Saved data entries
○ ○ ○ ○ ○
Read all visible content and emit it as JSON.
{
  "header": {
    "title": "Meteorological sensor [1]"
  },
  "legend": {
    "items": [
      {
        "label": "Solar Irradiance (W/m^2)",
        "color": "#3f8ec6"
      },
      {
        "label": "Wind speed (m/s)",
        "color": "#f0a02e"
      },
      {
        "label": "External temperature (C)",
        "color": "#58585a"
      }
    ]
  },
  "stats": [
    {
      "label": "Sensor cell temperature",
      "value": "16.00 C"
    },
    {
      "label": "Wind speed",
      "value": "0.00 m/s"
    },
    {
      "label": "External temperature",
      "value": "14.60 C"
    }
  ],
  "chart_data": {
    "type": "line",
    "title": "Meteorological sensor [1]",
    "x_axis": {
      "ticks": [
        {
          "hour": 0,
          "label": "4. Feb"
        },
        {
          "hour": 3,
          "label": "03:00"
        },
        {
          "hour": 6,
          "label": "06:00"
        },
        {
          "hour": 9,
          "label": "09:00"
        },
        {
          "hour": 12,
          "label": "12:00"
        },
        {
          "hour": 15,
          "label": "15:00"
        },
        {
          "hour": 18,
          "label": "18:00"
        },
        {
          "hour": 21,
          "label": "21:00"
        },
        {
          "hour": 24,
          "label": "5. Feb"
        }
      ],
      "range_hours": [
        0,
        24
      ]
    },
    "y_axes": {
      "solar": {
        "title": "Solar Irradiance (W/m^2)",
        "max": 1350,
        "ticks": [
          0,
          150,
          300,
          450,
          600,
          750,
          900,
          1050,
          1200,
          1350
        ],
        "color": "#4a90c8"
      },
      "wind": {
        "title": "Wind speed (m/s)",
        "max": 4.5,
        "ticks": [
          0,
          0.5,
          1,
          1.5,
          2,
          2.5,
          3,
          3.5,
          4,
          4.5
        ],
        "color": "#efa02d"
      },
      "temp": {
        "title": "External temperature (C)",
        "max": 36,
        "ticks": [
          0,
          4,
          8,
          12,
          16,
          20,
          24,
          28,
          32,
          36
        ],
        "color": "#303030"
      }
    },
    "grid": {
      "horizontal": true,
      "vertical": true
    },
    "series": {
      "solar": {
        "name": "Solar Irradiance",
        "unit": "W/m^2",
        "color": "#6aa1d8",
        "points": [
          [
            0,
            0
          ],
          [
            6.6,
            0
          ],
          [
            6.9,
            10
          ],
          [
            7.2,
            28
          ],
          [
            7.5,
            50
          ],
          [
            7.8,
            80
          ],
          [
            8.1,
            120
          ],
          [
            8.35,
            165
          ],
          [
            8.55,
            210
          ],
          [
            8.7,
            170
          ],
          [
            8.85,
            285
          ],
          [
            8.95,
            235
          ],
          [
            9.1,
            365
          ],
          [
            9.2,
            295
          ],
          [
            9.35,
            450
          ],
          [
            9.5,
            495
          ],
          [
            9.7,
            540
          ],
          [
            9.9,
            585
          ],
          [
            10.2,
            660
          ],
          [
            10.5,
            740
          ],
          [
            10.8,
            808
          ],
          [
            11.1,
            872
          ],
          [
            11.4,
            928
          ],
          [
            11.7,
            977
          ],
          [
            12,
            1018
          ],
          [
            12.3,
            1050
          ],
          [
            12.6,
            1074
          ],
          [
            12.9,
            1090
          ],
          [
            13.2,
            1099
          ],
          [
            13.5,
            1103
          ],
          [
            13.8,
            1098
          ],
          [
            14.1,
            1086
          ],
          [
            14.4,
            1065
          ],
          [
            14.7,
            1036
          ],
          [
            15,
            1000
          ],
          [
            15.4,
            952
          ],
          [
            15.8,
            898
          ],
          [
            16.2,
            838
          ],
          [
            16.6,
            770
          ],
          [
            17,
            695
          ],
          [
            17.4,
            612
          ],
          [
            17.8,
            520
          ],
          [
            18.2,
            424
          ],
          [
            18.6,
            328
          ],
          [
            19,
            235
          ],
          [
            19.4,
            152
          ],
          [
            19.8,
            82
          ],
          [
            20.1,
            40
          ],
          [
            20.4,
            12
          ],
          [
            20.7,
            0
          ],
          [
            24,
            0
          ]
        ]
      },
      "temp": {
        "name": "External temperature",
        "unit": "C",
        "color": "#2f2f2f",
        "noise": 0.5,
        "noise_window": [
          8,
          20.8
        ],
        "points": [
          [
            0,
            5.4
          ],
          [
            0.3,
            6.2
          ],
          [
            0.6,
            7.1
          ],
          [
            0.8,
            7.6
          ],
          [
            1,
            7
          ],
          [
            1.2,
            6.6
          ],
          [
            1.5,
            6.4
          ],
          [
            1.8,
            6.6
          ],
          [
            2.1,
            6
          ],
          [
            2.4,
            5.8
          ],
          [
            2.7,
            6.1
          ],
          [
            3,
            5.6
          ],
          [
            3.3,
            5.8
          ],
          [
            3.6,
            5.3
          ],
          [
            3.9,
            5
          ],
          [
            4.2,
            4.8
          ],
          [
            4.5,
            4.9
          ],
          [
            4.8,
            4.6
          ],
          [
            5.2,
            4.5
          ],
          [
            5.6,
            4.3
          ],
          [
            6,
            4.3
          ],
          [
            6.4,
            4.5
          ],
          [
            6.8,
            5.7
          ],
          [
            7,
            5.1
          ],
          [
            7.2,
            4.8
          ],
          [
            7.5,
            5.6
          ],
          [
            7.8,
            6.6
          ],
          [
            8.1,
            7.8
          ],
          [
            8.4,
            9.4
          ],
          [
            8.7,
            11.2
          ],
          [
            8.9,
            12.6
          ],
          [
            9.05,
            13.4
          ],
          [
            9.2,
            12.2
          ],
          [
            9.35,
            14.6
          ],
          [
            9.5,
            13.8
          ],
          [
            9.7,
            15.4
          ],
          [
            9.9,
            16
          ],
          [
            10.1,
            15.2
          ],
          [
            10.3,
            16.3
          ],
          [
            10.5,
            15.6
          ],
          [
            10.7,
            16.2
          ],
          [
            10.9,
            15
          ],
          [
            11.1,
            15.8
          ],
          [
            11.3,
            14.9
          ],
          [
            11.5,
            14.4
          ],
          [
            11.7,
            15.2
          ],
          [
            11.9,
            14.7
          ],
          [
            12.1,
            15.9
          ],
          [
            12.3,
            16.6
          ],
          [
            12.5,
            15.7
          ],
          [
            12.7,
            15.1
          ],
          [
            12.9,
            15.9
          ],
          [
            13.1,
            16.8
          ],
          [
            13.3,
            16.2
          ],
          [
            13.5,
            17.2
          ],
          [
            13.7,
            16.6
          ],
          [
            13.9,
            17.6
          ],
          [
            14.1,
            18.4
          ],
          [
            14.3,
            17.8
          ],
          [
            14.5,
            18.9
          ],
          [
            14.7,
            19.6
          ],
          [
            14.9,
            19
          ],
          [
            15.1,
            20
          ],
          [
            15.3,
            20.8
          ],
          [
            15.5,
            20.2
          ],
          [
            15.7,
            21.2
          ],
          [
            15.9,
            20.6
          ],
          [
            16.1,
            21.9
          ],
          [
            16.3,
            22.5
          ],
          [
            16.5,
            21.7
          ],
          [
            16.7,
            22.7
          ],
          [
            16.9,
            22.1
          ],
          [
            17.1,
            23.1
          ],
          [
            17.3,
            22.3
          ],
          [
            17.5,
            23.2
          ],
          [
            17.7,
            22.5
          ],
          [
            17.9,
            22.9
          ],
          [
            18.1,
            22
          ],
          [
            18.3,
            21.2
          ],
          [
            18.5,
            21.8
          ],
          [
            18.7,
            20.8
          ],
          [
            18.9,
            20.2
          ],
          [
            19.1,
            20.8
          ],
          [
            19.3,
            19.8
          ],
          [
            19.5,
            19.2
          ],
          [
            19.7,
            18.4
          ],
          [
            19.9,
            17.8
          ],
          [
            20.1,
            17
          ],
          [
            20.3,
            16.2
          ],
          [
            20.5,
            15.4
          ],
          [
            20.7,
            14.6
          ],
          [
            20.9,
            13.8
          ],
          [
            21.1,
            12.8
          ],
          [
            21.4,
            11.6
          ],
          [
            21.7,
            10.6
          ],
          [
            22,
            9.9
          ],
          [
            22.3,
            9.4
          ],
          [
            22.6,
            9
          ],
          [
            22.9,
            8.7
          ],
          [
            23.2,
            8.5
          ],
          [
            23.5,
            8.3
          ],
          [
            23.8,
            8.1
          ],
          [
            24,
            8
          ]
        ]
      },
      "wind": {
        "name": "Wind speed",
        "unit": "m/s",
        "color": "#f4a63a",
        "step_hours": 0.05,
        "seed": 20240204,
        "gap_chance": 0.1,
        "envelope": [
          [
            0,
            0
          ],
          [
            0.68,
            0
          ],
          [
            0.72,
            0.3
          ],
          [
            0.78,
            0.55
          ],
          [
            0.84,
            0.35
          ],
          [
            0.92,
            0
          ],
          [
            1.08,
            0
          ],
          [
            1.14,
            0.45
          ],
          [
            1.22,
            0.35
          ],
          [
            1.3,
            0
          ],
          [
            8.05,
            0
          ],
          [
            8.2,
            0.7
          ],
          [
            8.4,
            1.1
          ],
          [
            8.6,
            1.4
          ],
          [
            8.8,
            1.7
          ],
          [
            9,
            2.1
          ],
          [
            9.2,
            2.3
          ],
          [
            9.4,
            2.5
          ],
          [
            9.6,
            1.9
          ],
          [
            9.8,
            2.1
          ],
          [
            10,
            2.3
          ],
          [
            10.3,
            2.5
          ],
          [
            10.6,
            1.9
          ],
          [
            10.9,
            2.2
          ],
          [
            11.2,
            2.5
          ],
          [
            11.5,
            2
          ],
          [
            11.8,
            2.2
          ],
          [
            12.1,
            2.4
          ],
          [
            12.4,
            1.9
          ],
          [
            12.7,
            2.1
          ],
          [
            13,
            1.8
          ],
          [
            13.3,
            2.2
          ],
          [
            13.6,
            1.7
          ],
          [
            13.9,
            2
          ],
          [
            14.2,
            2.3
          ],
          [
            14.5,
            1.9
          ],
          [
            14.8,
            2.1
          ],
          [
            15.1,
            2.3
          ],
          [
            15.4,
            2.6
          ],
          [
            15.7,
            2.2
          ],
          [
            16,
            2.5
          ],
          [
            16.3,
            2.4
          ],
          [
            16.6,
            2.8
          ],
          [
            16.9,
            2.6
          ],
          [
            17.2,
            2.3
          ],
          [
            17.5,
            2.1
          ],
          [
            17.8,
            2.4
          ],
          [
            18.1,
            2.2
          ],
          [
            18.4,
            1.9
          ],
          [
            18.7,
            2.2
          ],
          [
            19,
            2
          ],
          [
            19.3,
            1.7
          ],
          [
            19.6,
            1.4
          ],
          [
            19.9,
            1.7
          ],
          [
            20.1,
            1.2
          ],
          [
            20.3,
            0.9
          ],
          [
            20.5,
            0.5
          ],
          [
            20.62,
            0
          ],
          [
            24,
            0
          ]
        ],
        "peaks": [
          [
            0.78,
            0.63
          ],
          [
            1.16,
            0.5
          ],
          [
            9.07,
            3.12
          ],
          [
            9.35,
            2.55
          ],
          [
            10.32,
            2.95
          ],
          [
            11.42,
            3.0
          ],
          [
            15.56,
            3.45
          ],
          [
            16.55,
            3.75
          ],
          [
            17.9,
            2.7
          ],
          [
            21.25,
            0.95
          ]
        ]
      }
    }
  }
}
○ ○ ○ ○ ○
### EXERCISE DIRECTIONS
Lines of the listing that contain the word "title" are to be counted; report only their number.

### COMPLETE RESPONSE
5